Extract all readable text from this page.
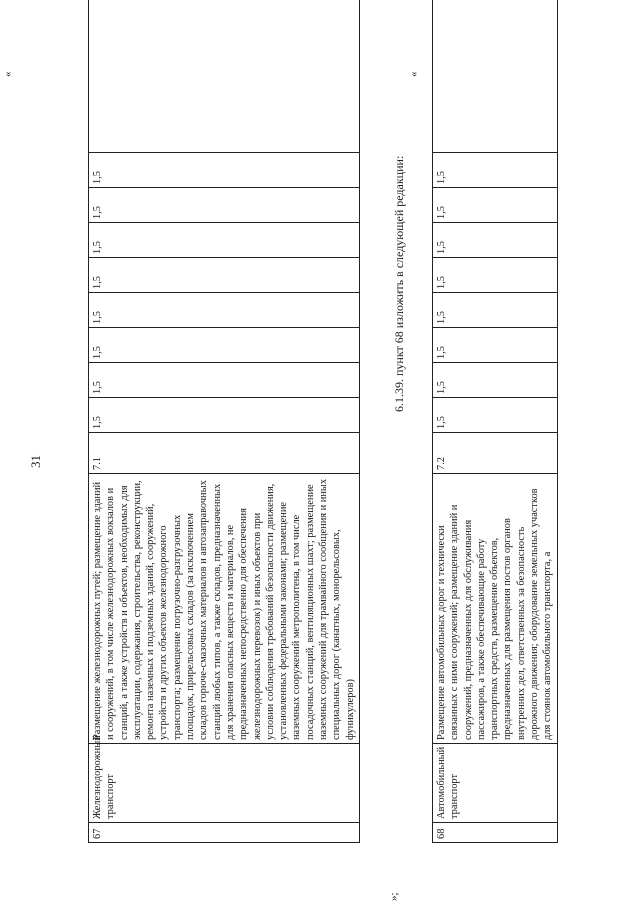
31
«
67	Железнодорожный транспорт	Размещение железнодорожных путей; размещение зданий и сооружений, в том числе железнодорожных вокзалов и станций, а также устройств и объектов, необходимых для эксплуатации, содержания, строительства, реконструкции, ремонта наземных и подземных зданий, сооружений, устройств и других объектов железнодорожного транспорта; размещение погрузочно-разгрузочных площадок, прирельсовых складов (за исключением складов горюче-смазочных материалов и автозаправочных станций любых типов, а также складов, предназначенных для хранения опасных веществ и материалов, не предназначенных непосредственно для обеспечения железнодорожных перевозок) и иных объектов при условии соблюдения требований безопасности движения, установленных федеральными законами; размещение наземных сооружений метрополитена, в том числе посадочных станций, вентиляционных шахт; размещение наземных сооружений для трамвайного сообщения и иных специальных дорог (канатных, монорельсовых, фуникулеров)	7.1	1,5	1,5	1,5	1,5	1,5	1,5	1,5	1,5	
»;
6.1.39. пункт 68 изложить в следующей редакции:
«
68	Автомобильный транспорт	Размещение автомобильных дорог и технически связанных с ними сооружений; размещение зданий и сооружений, предназначенных для обслуживания пассажиров, а также обеспечивающие работу транспортных средств, размещение объектов, предназначенных для размещения постов органов внутренних дел, ответственных за безопасность дорожного движения; оборудование земельных участков для стоянок автомобильного транспорта, а	7.2	1,5	1,5	1,5	1,5	1,5	1,5	1,5	1,5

» Work to be completed: Omit the pictures, then quote the rest of the material above exactly.

» Exercise solution:
Extract all readable text from this page.
31
«
67	Железнодорожный транспорт	Размещение железнодорожных путей; размещение зданий и сооружений, в том числе железнодорожных вокзалов и станций, а также устройств и объектов, необходимых для эксплуатации, содержания, строительства, реконструкции, ремонта наземных и подземных зданий, сооружений, устройств и других объектов железнодорожного транспорта; размещение погрузочно-разгрузочных площадок, прирельсовых складов (за исключением складов горюче-смазочных материалов и автозаправочных станций любых типов, а также складов, предназначенных для хранения опасных веществ и материалов, не предназначенных непосредственно для обеспечения железнодорожных перевозок) и иных объектов при условии соблюдения требований безопасности движения, установленных федеральными законами; размещение наземных сооружений метрополитена, в том числе посадочных станций, вентиляционных шахт; размещение наземных сооружений для трамвайного сообщения и иных специальных дорог (канатных, монорельсовых, фуникулеров)	7.1	1,5	1,5	1,5	1,5	1,5	1,5	1,5	1,5	
»;
6.1.39. пункт 68 изложить в следующей редакции:
«
68	Автомобильный транспорт	Размещение автомобильных дорог и технически связанных с ними сооружений; размещение зданий и сооружений, предназначенных для обслуживания пассажиров, а также обеспечивающие работу транспортных средств, размещение объектов, предназначенных для размещения постов органов внутренних дел, ответственных за безопасность дорожного движения; оборудование земельных участков для стоянок автомобильного транспорта, а	7.2	1,5	1,5	1,5	1,5	1,5	1,5	1,5	1,5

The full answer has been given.